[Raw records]

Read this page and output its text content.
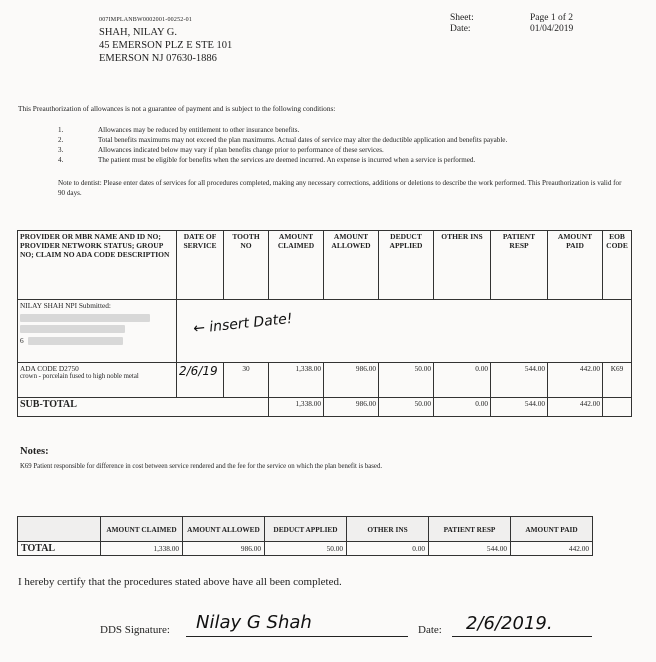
007IMPLANBW0002001-00252-01
SHAH, NILAY G.
45 EMERSON PLZ E STE 101
EMERSON NJ 07630-1886
Sheet:
Date:
Page 1 of 2
01/04/2019
This Preauthorization of allowances is not a guarantee of payment and is subject to the following conditions:
1.	Allowances may be reduced by entitlement to other insurance benefits.
2.	Total benefits maximums may not exceed the plan maximums. Actual dates of service may alter the deductible application and benefits payable.
3.	Allowances indicated below may vary if plan benefits change prior to performance of these services.
4.	The patient must be eligible for benefits when the services are deemed incurred. An expense is incurred when a service is performed.
Note to dentist: Please enter dates of services for all procedures completed, making any necessary corrections, additions or deletions to describe the work performed. This Preauthorization is valid for 90 days.
PROVIDER OR MBR NAME AND ID NO; PROVIDER NETWORK STATUS; GROUP NO; CLAIM NO ADA CODE DESCRIPTION	DATE OF SERVICE	TOOTH NO	AMOUNT CLAIMED	AMOUNT ALLOWED	DEDUCT APPLIED	OTHER INS	PATIENT RESP	AMOUNT PAID	EOB CODE

NILAY SHAH NPI Submitted:
6	← insert Date!								

ADA CODE D2750
crown - porcelain fused to high noble metal	2/6/19	30	1,338.00	986.00	50.00	0.00	544.00	442.00	K69
SUB-TOTAL			1,338.00	986.00	50.00	0.00	544.00	442.00	
Notes:
K69 Patient responsible for difference in cost between service rendered and the fee for the service on which the plan benefit is based.
	AMOUNT CLAIMED	AMOUNT ALLOWED	DEDUCT APPLIED	OTHER INS	PATIENT RESP	AMOUNT PAID
TOTAL	1,338.00	986.00	50.00	0.00	544.00	442.00
I hereby certify that the procedures stated above have all been completed.
DDS Signature: Nilay G Shah	Date: 2/6/2019.
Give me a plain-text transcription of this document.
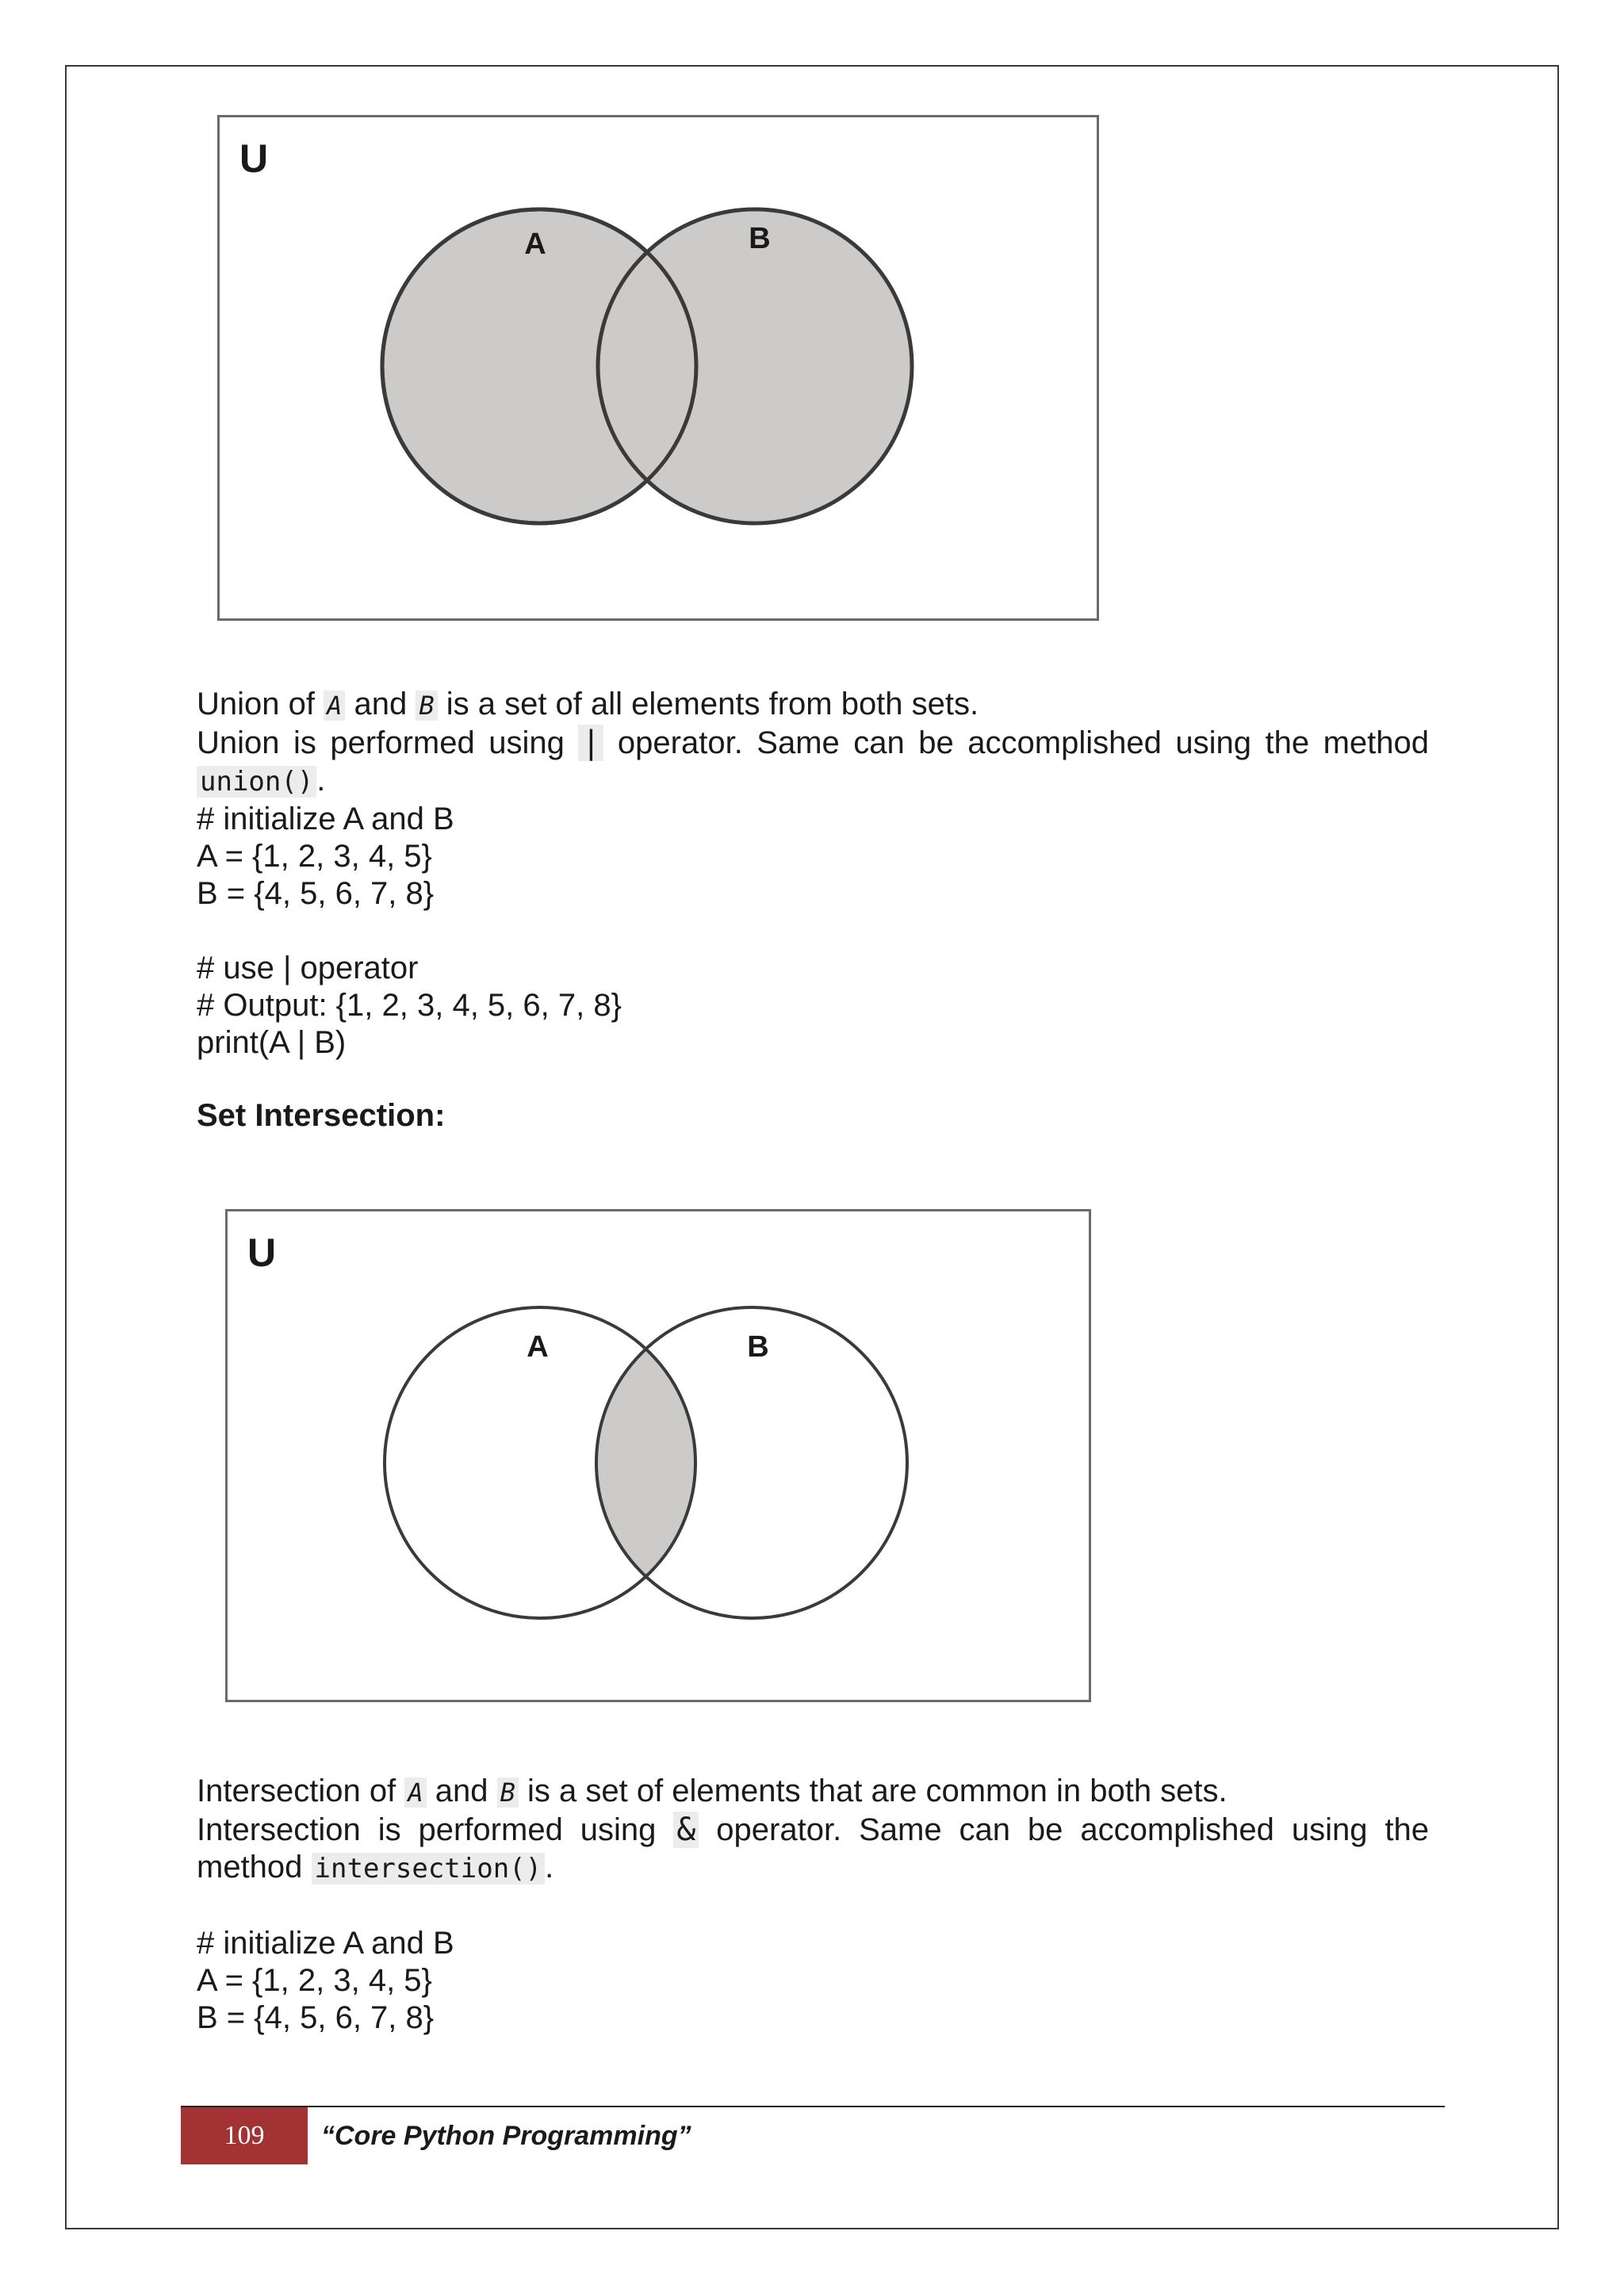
U
A	B

Union of A and B is a set of all elements from both sets.

Union is performed using | operator. Same can be accomplished using the method union() .

# initialize A and B

A = {1, 2, 3, 4, 5}

B = {4, 5, 6, 7, 8}

# use | operator

# Output: {1, 2, 3, 4, 5, 6, 7, 8}

print(A | B)

Set Intersection:

U
A	B

Intersection of A and B is a set of elements that are common in both sets.

Intersection is performed using & operator. Same can be accomplished using the method intersection() .

# initialize A and B

A = {1, 2, 3, 4, 5}

B = {4, 5, 6, 7, 8}

109	“Core Python Programming”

> **Instruction**:
Copy the final stretch of lines, starting at the one that holds "Give me a plain-text" and ending at the last line of the data, exactly; omit pictures.

> **Solution**:
Give me a plain-text transcription of this document.
U
A	B

Union of A and B is a set of all elements from both sets.

Union is performed using | operator. Same can be accomplished using the method union() .

# initialize A and B

A = {1, 2, 3, 4, 5}

B = {4, 5, 6, 7, 8}

# use | operator

# Output: {1, 2, 3, 4, 5, 6, 7, 8}

print(A | B)

Set Intersection:

U
A	B

Intersection of A and B is a set of elements that are common in both sets.

Intersection is performed using & operator. Same can be accomplished using the method intersection() .

# initialize A and B

A = {1, 2, 3, 4, 5}

B = {4, 5, 6, 7, 8}

109	“Core Python Programming”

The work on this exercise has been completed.